### What this task involves:
Exclude the pictures and return every line exactly as written.

········

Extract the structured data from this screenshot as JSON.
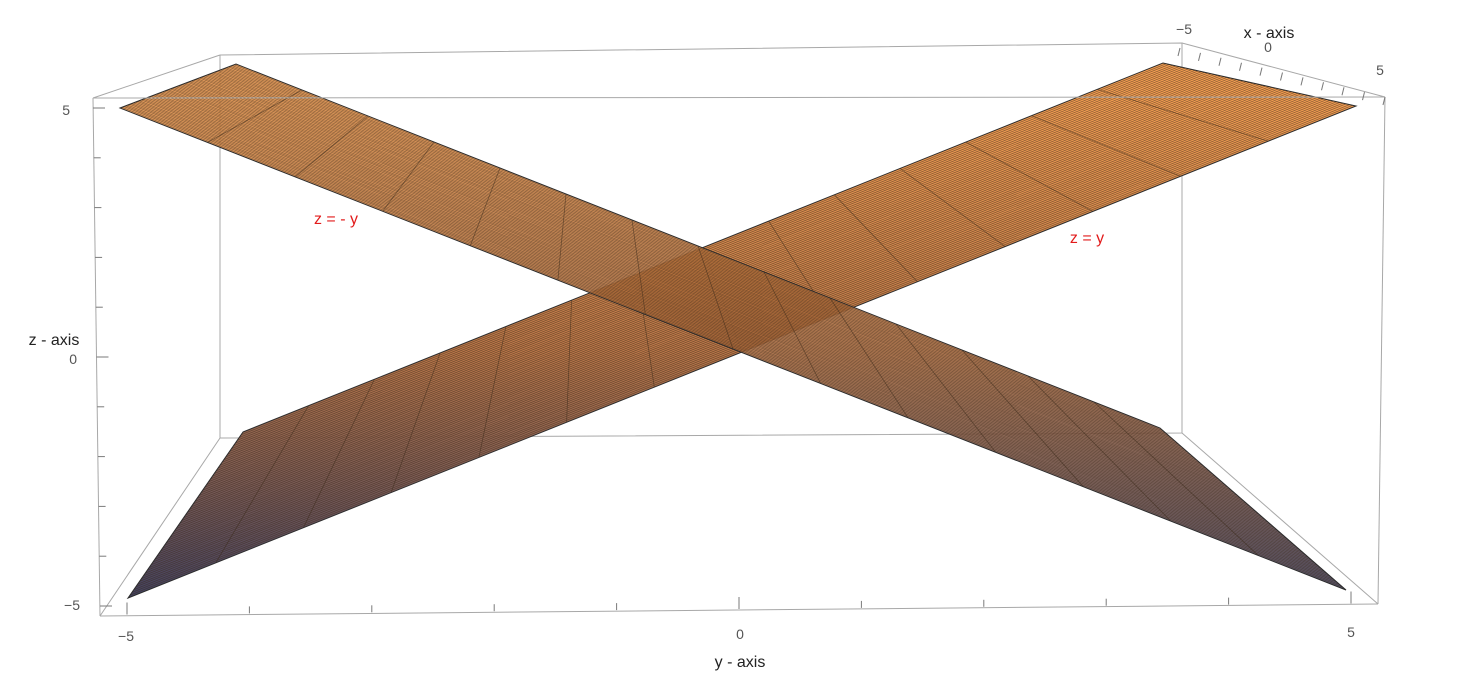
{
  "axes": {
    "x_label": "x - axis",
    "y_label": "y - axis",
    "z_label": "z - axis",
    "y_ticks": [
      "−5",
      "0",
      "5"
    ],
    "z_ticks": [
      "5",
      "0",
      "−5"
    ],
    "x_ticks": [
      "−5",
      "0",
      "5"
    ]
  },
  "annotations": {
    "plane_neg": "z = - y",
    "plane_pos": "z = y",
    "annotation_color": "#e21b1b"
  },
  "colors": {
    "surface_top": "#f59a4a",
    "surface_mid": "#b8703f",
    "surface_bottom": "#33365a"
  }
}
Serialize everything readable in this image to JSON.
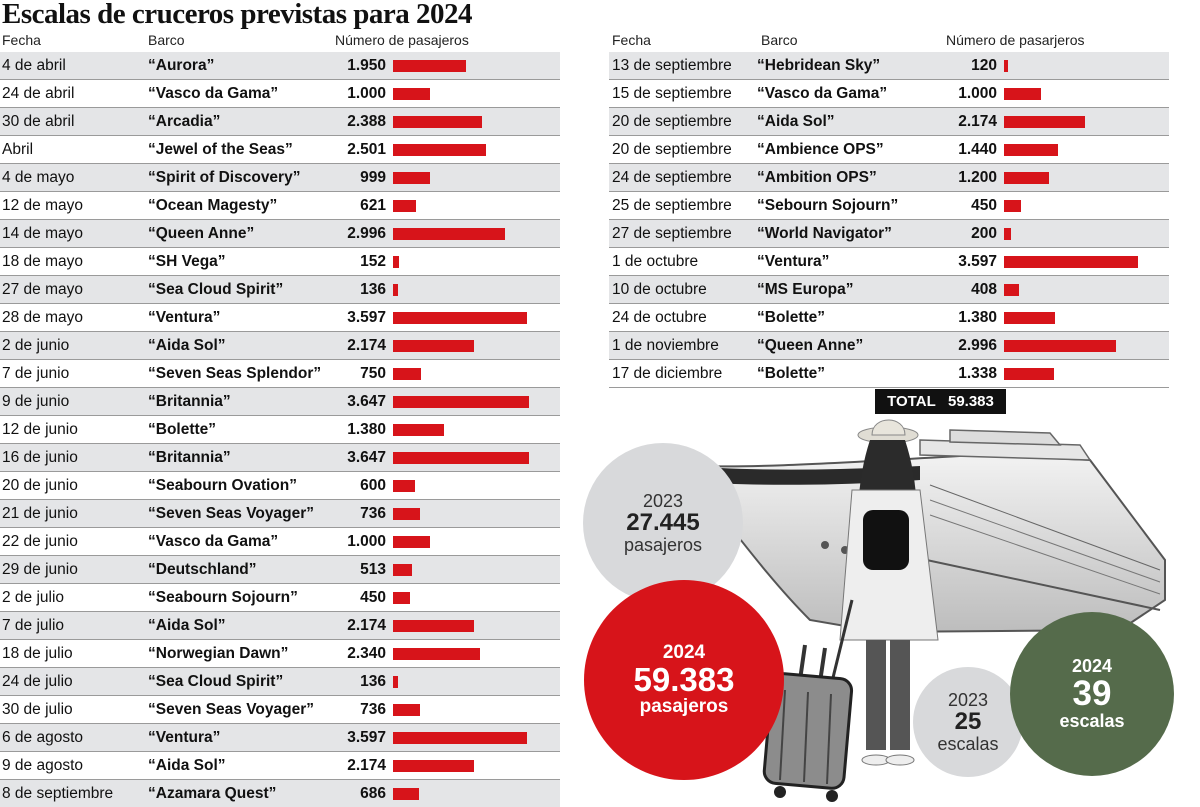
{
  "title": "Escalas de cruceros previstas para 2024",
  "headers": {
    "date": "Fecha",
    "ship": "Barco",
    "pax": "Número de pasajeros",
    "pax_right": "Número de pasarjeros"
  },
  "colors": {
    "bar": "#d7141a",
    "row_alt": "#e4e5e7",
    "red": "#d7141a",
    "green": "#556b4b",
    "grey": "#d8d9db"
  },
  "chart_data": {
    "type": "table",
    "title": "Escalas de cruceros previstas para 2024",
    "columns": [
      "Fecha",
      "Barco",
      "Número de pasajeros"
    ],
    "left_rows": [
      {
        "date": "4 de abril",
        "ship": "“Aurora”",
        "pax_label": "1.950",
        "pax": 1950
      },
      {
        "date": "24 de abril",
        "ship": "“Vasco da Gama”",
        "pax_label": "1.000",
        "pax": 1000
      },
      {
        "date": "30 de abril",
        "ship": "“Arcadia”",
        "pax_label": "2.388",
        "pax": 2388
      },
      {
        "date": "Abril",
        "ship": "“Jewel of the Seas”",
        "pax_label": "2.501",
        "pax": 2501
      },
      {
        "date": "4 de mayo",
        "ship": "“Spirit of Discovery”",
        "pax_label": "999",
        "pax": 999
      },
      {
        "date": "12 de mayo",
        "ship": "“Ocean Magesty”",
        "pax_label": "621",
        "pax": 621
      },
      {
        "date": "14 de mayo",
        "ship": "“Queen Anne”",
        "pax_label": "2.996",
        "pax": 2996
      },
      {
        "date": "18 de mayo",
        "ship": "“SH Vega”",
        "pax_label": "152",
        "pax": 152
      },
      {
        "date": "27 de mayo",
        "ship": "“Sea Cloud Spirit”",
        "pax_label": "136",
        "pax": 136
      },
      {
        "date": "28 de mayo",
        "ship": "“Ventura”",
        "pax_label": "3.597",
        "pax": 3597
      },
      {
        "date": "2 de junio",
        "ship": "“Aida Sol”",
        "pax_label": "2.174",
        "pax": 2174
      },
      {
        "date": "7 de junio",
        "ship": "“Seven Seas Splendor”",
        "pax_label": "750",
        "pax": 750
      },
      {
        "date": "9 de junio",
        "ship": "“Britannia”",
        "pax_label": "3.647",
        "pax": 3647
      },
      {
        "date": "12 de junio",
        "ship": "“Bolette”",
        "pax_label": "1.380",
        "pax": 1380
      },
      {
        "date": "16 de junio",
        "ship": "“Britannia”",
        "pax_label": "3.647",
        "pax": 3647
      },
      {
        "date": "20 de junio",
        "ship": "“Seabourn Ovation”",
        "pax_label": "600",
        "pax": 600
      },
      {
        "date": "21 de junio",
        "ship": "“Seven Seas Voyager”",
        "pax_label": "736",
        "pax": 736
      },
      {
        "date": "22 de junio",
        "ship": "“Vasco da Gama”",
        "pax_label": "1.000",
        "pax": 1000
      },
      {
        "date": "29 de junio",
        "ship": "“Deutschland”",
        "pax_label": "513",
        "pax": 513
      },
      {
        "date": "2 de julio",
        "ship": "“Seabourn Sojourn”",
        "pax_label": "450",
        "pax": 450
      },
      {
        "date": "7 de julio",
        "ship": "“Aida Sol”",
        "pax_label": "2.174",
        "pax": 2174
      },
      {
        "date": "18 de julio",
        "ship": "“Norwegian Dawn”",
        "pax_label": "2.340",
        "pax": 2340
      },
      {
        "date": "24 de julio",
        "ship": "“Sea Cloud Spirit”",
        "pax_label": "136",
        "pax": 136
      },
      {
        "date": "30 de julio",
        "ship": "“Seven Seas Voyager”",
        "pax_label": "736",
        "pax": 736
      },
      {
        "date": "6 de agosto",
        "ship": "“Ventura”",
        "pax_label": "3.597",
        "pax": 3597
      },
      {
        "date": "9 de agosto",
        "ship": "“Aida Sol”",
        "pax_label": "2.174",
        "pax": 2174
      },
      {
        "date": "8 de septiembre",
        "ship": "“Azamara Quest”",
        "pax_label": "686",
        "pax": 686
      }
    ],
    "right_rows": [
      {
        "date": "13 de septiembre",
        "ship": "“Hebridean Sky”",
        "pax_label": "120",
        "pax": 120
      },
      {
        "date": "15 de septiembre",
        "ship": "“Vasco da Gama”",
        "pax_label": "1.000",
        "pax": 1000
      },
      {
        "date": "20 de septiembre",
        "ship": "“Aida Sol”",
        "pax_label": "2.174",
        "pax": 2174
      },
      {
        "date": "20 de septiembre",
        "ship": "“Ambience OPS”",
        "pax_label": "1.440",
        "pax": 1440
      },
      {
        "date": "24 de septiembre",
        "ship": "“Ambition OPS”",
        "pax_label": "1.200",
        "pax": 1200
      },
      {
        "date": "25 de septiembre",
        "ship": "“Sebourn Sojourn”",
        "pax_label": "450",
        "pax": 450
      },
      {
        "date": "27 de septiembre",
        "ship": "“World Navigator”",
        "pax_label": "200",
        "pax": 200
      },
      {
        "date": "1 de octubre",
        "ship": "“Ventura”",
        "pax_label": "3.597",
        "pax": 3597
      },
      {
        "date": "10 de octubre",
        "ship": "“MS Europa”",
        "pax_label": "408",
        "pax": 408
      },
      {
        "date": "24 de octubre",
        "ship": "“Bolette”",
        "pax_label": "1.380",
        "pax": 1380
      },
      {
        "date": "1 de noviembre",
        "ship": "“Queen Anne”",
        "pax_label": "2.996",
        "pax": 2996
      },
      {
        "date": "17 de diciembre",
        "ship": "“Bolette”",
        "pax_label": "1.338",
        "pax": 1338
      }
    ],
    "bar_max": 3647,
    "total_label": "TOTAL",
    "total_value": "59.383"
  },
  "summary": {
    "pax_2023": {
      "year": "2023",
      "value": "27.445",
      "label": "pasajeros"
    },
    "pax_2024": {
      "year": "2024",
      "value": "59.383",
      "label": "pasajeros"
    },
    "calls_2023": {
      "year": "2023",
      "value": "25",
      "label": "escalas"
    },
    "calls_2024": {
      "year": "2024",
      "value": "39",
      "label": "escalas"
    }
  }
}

········

### Exercise output:
Extract the structured data from this screenshot as JSON.
{
  "axes": {
    "x_label": "x - axis",
    "y_label": "y - axis",
    "z_label": "z - axis",
    "y_ticks": [
      "−5",
      "0",
      "5"
    ],
    "z_ticks": [
      "5",
      "0",
      "−5"
    ],
    "x_ticks": [
      "−5",
      "0",
      "5"
    ]
  },
  "annotations": {
    "plane_neg": "z = - y",
    "plane_pos": "z = y",
    "annotation_color": "#e21b1b"
  },
  "colors": {
    "surface_top": "#f59a4a",
    "surface_mid": "#b8703f",
    "surface_bottom": "#33365a"
  }
}
Serialize everything readable in this image to JSON.
{
  "title": "Escalas de cruceros previstas para 2024",
  "headers": {
    "date": "Fecha",
    "ship": "Barco",
    "pax": "Número de pasajeros",
    "pax_right": "Número de pasarjeros"
  },
  "colors": {
    "bar": "#d7141a",
    "row_alt": "#e4e5e7",
    "red": "#d7141a",
    "green": "#556b4b",
    "grey": "#d8d9db"
  },
  "chart_data": {
    "type": "table",
    "title": "Escalas de cruceros previstas para 2024",
    "columns": [
      "Fecha",
      "Barco",
      "Número de pasajeros"
    ],
    "left_rows": [
      {
        "date": "4 de abril",
        "ship": "“Aurora”",
        "pax_label": "1.950",
        "pax": 1950
      },
      {
        "date": "24 de abril",
        "ship": "“Vasco da Gama”",
        "pax_label": "1.000",
        "pax": 1000
      },
      {
        "date": "30 de abril",
        "ship": "“Arcadia”",
        "pax_label": "2.388",
        "pax": 2388
      },
      {
        "date": "Abril",
        "ship": "“Jewel of the Seas”",
        "pax_label": "2.501",
        "pax": 2501
      },
      {
        "date": "4 de mayo",
        "ship": "“Spirit of Discovery”",
        "pax_label": "999",
        "pax": 999
      },
      {
        "date": "12 de mayo",
        "ship": "“Ocean Magesty”",
        "pax_label": "621",
        "pax": 621
      },
      {
        "date": "14 de mayo",
        "ship": "“Queen Anne”",
        "pax_label": "2.996",
        "pax": 2996
      },
      {
        "date": "18 de mayo",
        "ship": "“SH Vega”",
        "pax_label": "152",
        "pax": 152
      },
      {
        "date": "27 de mayo",
        "ship": "“Sea Cloud Spirit”",
        "pax_label": "136",
        "pax": 136
      },
      {
        "date": "28 de mayo",
        "ship": "“Ventura”",
        "pax_label": "3.597",
        "pax": 3597
      },
      {
        "date": "2 de junio",
        "ship": "“Aida Sol”",
        "pax_label": "2.174",
        "pax": 2174
      },
      {
        "date": "7 de junio",
        "ship": "“Seven Seas Splendor”",
        "pax_label": "750",
        "pax": 750
      },
      {
        "date": "9 de junio",
        "ship": "“Britannia”",
        "pax_label": "3.647",
        "pax": 3647
      },
      {
        "date": "12 de junio",
        "ship": "“Bolette”",
        "pax_label": "1.380",
        "pax": 1380
      },
      {
        "date": "16 de junio",
        "ship": "“Britannia”",
        "pax_label": "3.647",
        "pax": 3647
      },
      {
        "date": "20 de junio",
        "ship": "“Seabourn Ovation”",
        "pax_label": "600",
        "pax": 600
      },
      {
        "date": "21 de junio",
        "ship": "“Seven Seas Voyager”",
        "pax_label": "736",
        "pax": 736
      },
      {
        "date": "22 de junio",
        "ship": "“Vasco da Gama”",
        "pax_label": "1.000",
        "pax": 1000
      },
      {
        "date": "29 de junio",
        "ship": "“Deutschland”",
        "pax_label": "513",
        "pax": 513
      },
      {
        "date": "2 de julio",
        "ship": "“Seabourn Sojourn”",
        "pax_label": "450",
        "pax": 450
      },
      {
        "date": "7 de julio",
        "ship": "“Aida Sol”",
        "pax_label": "2.174",
        "pax": 2174
      },
      {
        "date": "18 de julio",
        "ship": "“Norwegian Dawn”",
        "pax_label": "2.340",
        "pax": 2340
      },
      {
        "date": "24 de julio",
        "ship": "“Sea Cloud Spirit”",
        "pax_label": "136",
        "pax": 136
      },
      {
        "date": "30 de julio",
        "ship": "“Seven Seas Voyager”",
        "pax_label": "736",
        "pax": 736
      },
      {
        "date": "6 de agosto",
        "ship": "“Ventura”",
        "pax_label": "3.597",
        "pax": 3597
      },
      {
        "date": "9 de agosto",
        "ship": "“Aida Sol”",
        "pax_label": "2.174",
        "pax": 2174
      },
      {
        "date": "8 de septiembre",
        "ship": "“Azamara Quest”",
        "pax_label": "686",
        "pax": 686
      }
    ],
    "right_rows": [
      {
        "date": "13 de septiembre",
        "ship": "“Hebridean Sky”",
        "pax_label": "120",
        "pax": 120
      },
      {
        "date": "15 de septiembre",
        "ship": "“Vasco da Gama”",
        "pax_label": "1.000",
        "pax": 1000
      },
      {
        "date": "20 de septiembre",
        "ship": "“Aida Sol”",
        "pax_label": "2.174",
        "pax": 2174
      },
      {
        "date": "20 de septiembre",
        "ship": "“Ambience OPS”",
        "pax_label": "1.440",
        "pax": 1440
      },
      {
        "date": "24 de septiembre",
        "ship": "“Ambition OPS”",
        "pax_label": "1.200",
        "pax": 1200
      },
      {
        "date": "25 de septiembre",
        "ship": "“Sebourn Sojourn”",
        "pax_label": "450",
        "pax": 450
      },
      {
        "date": "27 de septiembre",
        "ship": "“World Navigator”",
        "pax_label": "200",
        "pax": 200
      },
      {
        "date": "1 de octubre",
        "ship": "“Ventura”",
        "pax_label": "3.597",
        "pax": 3597
      },
      {
        "date": "10 de octubre",
        "ship": "“MS Europa”",
        "pax_label": "408",
        "pax": 408
      },
      {
        "date": "24 de octubre",
        "ship": "“Bolette”",
        "pax_label": "1.380",
        "pax": 1380
      },
      {
        "date": "1 de noviembre",
        "ship": "“Queen Anne”",
        "pax_label": "2.996",
        "pax": 2996
      },
      {
        "date": "17 de diciembre",
        "ship": "“Bolette”",
        "pax_label": "1.338",
        "pax": 1338
      }
    ],
    "bar_max": 3647,
    "total_label": "TOTAL",
    "total_value": "59.383"
  },
  "summary": {
    "pax_2023": {
      "year": "2023",
      "value": "27.445",
      "label": "pasajeros"
    },
    "pax_2024": {
      "year": "2024",
      "value": "59.383",
      "label": "pasajeros"
    },
    "calls_2023": {
      "year": "2023",
      "value": "25",
      "label": "escalas"
    },
    "calls_2024": {
      "year": "2024",
      "value": "39",
      "label": "escalas"
    }
  }
}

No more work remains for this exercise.